■ **STATED TASK**:
Turn every line of the rows below into one JSON list of strings, with one string per line, and please leave out any blank lines.

══════════════════════════════

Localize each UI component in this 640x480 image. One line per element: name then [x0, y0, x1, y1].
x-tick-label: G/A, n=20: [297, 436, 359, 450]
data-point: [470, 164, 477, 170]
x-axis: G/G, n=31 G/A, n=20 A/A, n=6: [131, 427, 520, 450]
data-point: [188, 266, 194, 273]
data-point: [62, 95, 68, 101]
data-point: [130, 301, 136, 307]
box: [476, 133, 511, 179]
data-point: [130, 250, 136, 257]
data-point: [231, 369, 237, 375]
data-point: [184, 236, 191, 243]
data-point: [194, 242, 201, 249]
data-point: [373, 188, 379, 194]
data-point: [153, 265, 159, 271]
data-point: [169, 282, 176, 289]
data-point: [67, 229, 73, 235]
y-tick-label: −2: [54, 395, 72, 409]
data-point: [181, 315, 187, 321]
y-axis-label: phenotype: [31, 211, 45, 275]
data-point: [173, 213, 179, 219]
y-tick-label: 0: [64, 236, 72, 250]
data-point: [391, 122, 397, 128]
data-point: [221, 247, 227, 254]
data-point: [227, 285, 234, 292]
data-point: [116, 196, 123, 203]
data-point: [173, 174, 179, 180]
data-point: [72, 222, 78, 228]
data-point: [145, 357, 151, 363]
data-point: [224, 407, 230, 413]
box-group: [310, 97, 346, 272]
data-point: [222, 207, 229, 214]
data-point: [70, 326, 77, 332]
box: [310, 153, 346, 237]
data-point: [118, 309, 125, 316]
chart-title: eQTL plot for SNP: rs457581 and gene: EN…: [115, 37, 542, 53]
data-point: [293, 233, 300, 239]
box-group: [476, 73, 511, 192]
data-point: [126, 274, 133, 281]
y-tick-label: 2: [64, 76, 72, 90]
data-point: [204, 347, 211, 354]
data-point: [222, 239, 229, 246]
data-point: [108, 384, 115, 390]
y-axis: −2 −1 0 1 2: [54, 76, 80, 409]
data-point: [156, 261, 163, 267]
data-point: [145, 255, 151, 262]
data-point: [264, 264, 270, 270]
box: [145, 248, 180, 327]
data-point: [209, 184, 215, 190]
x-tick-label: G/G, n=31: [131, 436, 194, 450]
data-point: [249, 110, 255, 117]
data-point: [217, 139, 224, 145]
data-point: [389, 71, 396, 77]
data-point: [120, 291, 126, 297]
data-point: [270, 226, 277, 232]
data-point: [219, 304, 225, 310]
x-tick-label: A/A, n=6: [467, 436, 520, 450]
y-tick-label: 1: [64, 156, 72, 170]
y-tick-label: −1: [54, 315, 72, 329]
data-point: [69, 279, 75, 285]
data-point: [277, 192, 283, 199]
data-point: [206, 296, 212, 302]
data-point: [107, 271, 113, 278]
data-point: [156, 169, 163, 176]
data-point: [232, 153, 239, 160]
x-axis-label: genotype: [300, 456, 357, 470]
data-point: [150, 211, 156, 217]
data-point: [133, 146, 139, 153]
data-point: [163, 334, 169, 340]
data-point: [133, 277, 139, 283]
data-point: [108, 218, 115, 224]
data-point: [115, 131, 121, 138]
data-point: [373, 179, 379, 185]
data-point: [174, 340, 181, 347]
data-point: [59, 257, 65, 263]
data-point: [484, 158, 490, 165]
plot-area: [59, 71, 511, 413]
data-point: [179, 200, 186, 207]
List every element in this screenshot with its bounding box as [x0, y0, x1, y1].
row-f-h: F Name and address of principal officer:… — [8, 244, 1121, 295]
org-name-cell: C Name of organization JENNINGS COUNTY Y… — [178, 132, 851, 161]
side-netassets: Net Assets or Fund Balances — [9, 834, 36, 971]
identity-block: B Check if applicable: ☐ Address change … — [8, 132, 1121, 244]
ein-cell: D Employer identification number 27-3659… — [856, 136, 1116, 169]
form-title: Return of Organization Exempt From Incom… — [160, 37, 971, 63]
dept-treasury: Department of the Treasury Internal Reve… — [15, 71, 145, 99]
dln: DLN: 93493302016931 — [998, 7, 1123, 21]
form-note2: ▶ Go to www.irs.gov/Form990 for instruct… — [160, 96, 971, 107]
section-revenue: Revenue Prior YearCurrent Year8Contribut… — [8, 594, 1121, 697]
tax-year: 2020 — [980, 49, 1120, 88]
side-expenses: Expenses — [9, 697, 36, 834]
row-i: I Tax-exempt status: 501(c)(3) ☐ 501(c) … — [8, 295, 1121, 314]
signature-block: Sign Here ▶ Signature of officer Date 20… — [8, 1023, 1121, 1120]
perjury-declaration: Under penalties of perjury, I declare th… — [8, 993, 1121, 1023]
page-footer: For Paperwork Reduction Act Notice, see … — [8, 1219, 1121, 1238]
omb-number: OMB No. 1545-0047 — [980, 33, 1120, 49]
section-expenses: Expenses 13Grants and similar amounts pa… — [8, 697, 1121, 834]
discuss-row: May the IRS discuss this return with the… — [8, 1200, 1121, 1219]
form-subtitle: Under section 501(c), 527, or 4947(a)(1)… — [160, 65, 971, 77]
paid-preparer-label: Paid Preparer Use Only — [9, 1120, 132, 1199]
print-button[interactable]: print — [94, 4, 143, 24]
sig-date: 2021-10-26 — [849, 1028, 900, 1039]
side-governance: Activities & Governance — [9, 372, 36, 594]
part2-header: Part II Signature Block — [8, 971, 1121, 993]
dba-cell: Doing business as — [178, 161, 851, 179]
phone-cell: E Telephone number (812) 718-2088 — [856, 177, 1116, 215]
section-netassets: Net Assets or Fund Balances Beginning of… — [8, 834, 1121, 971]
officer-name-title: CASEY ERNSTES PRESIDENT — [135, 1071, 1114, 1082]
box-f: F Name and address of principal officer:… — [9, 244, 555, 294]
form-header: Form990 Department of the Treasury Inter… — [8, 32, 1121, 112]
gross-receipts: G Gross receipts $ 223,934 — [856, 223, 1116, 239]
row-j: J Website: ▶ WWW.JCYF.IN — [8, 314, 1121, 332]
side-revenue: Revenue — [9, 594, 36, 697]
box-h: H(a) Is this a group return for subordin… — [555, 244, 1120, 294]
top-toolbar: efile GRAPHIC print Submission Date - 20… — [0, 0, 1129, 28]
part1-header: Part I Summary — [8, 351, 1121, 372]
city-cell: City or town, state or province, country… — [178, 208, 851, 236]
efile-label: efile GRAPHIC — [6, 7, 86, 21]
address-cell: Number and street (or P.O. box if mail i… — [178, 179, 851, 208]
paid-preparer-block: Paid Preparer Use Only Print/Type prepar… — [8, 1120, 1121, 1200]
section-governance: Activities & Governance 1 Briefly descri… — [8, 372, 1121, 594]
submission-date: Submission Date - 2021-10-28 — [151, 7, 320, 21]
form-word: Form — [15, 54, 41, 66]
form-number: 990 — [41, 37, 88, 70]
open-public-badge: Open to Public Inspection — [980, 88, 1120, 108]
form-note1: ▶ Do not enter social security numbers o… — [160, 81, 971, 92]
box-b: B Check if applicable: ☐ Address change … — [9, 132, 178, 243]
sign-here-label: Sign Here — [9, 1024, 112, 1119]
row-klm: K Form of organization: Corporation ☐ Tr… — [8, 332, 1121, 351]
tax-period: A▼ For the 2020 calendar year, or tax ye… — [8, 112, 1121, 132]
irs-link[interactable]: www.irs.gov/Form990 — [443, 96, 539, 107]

══════════════════════════════

■ **ANSWER TO THIS EXERCISE**:
[
  "Localize each UI component in this 640x480 image. One line per element: name then [x0, y0, x1, y1].",
  "x-tick-label: G/A, n=20: [297, 436, 359, 450]",
  "data-point: [470, 164, 477, 170]",
  "x-axis: G/G, n=31 G/A, n=20 A/A, n=6: [131, 427, 520, 450]",
  "data-point: [188, 266, 194, 273]",
  "data-point: [62, 95, 68, 101]",
  "data-point: [130, 301, 136, 307]",
  "box: [476, 133, 511, 179]",
  "data-point: [130, 250, 136, 257]",
  "data-point: [231, 369, 237, 375]",
  "data-point: [184, 236, 191, 243]",
  "data-point: [194, 242, 201, 249]",
  "data-point: [373, 188, 379, 194]",
  "data-point: [153, 265, 159, 271]",
  "data-point: [169, 282, 176, 289]",
  "data-point: [67, 229, 73, 235]",
  "y-tick-label: −2: [54, 395, 72, 409]",
  "data-point: [181, 315, 187, 321]",
  "y-axis-label: phenotype: [31, 211, 45, 275]",
  "data-point: [173, 213, 179, 219]",
  "y-tick-label: 0: [64, 236, 72, 250]",
  "data-point: [391, 122, 397, 128]",
  "data-point: [221, 247, 227, 254]",
  "data-point: [227, 285, 234, 292]",
  "data-point: [116, 196, 123, 203]",
  "data-point: [173, 174, 179, 180]",
  "data-point: [72, 222, 78, 228]",
  "data-point: [145, 357, 151, 363]",
  "data-point: [224, 407, 230, 413]",
  "box-group: [310, 97, 346, 272]",
  "data-point: [222, 207, 229, 214]",
  "data-point: [70, 326, 77, 332]",
  "box: [310, 153, 346, 237]",
  "data-point: [118, 309, 125, 316]",
  "chart-title: eQTL plot for SNP: rs457581 and gene: EN…: [115, 37, 542, 53]",
  "data-point: [293, 233, 300, 239]",
  "box-group: [476, 73, 511, 192]",
  "data-point: [126, 274, 133, 281]",
  "y-tick-label: 2: [64, 76, 72, 90]",
  "data-point: [204, 347, 211, 354]",
  "data-point: [222, 239, 229, 246]",
  "data-point: [108, 384, 115, 390]",
  "y-axis: −2 −1 0 1 2: [54, 76, 80, 409]",
  "data-point: [156, 261, 163, 267]",
  "data-point: [145, 255, 151, 262]",
  "data-point: [264, 264, 270, 270]",
  "box: [145, 248, 180, 327]",
  "data-point: [209, 184, 215, 190]",
  "x-tick-label: G/G, n=31: [131, 436, 194, 450]",
  "data-point: [249, 110, 255, 117]",
  "data-point: [217, 139, 224, 145]",
  "data-point: [389, 71, 396, 77]",
  "data-point: [120, 291, 126, 297]",
  "data-point: [270, 226, 277, 232]",
  "data-point: [219, 304, 225, 310]",
  "x-tick-label: A/A, n=6: [467, 436, 520, 450]",
  "y-tick-label: 1: [64, 156, 72, 170]",
  "y-tick-label: −1: [54, 315, 72, 329]",
  "data-point: [69, 279, 75, 285]",
  "data-point: [277, 192, 283, 199]",
  "data-point: [206, 296, 212, 302]",
  "data-point: [107, 271, 113, 278]",
  "data-point: [156, 169, 163, 176]",
  "data-point: [232, 153, 239, 160]",
  "x-axis-label: genotype: [300, 456, 357, 470]",
  "data-point: [150, 211, 156, 217]",
  "data-point: [133, 146, 139, 153]",
  "data-point: [163, 334, 169, 340]",
  "data-point: [133, 277, 139, 283]",
  "data-point: [108, 218, 115, 224]",
  "data-point: [115, 131, 121, 138]",
  "data-point: [373, 179, 379, 185]",
  "data-point: [174, 340, 181, 347]",
  "data-point: [59, 257, 65, 263]",
  "data-point: [484, 158, 490, 165]",
  "plot-area: [59, 71, 511, 413]",
  "data-point: [179, 200, 186, 207]",
  "List every element in this screenshot with its bounding box as [x0, y0, x1, y1].",
  "row-f-h: F Name and address of principal officer:… — [8, 244, 1121, 295]",
  "org-name-cell: C Name of organization JENNINGS COUNTY Y… — [178, 132, 851, 161]",
  "side-netassets: Net Assets or Fund Balances — [9, 834, 36, 971]",
  "identity-block: B Check if applicable: ☐ Address change … — [8, 132, 1121, 244]",
  "ein-cell: D Employer identification number 27-3659… — [856, 136, 1116, 169]",
  "form-title: Return of Organization Exempt From Incom… — [160, 37, 971, 63]",
  "dept-treasury: Department of the Treasury Internal Reve… — [15, 71, 145, 99]",
  "dln: DLN: 93493302016931 — [998, 7, 1123, 21]",
  "form-note2: ▶ Go to www.irs.gov/Form990 for instruct… — [160, 96, 971, 107]",
  "section-revenue: Revenue Prior YearCurrent Year8Contribut… — [8, 594, 1121, 697]",
  "tax-year: 2020 — [980, 49, 1120, 88]",
  "side-expenses: Expenses — [9, 697, 36, 834]",
  "row-i: I Tax-exempt status: 501(c)(3) ☐ 501(c) … — [8, 295, 1121, 314]",
  "signature-block: Sign Here ▶ Signature of officer Date 20… — [8, 1023, 1121, 1120]",
  "perjury-declaration: Under penalties of perjury, I declare th… — [8, 993, 1121, 1023]",
  "page-footer: For Paperwork Reduction Act Notice, see … — [8, 1219, 1121, 1238]",
  "omb-number: OMB No. 1545-0047 — [980, 33, 1120, 49]",
  "section-expenses: Expenses 13Grants and similar amounts pa… — [8, 697, 1121, 834]",
  "discuss-row: May the IRS discuss this return with the… — [8, 1200, 1121, 1219]",
  "form-subtitle: Under section 501(c), 527, or 4947(a)(1)… — [160, 65, 971, 77]",
  "paid-preparer-label: Paid Preparer Use Only — [9, 1120, 132, 1199]",
  "print-button[interactable]: print — [94, 4, 143, 24]",
  "sig-date: 2021-10-26 — [849, 1028, 900, 1039]",
  "side-governance: Activities & Governance — [9, 372, 36, 594]",
  "part2-header: Part II Signature Block — [8, 971, 1121, 993]",
  "dba-cell: Doing business as — [178, 161, 851, 179]",
  "phone-cell: E Telephone number (812) 718-2088 — [856, 177, 1116, 215]",
  "section-netassets: Net Assets or Fund Balances Beginning of… — [8, 834, 1121, 971]",
  "officer-name-title: CASEY ERNSTES PRESIDENT — [135, 1071, 1114, 1082]",
  "box-f: F Name and address of principal officer:… — [9, 244, 555, 294]",
  "form-header: Form990 Department of the Treasury Inter… — [8, 32, 1121, 112]",
  "gross-receipts: G Gross receipts $ 223,934 — [856, 223, 1116, 239]",
  "row-j: J Website: ▶ WWW.JCYF.IN — [8, 314, 1121, 332]",
  "side-revenue: Revenue — [9, 594, 36, 697]",
  "box-h: H(a) Is this a group return for subordin… — [555, 244, 1120, 294]",
  "top-toolbar: efile GRAPHIC print Submission Date - 20… — [0, 0, 1129, 28]",
  "part1-header: Part I Summary — [8, 351, 1121, 372]",
  "city-cell: City or town, state or province, country… — [178, 208, 851, 236]",
  "efile-label: efile GRAPHIC — [6, 7, 86, 21]",
  "address-cell: Number and street (or P.O. box if mail i… — [178, 179, 851, 208]",
  "paid-preparer-block: Paid Preparer Use Only Print/Type prepar… — [8, 1120, 1121, 1200]",
  "section-governance: Activities & Governance 1 Briefly descri… — [8, 372, 1121, 594]",
  "submission-date: Submission Date - 2021-10-28 — [151, 7, 320, 21]",
  "form-word: Form — [15, 54, 41, 66]",
  "form-number: 990 — [41, 37, 88, 70]",
  "open-public-badge: Open to Public Inspection — [980, 88, 1120, 108]",
  "form-note1: ▶ Do not enter social security numbers o… — [160, 81, 971, 92]",
  "box-b: B Check if applicable: ☐ Address change … — [9, 132, 178, 243]",
  "sign-here-label: Sign Here — [9, 1024, 112, 1119]",
  "row-klm: K Form of organization: Corporation ☐ Tr… — [8, 332, 1121, 351]",
  "tax-period: A▼ For the 2020 calendar year, or tax ye… — [8, 112, 1121, 132]",
  "irs-link[interactable]: www.irs.gov/Form990 — [443, 96, 539, 107]"
]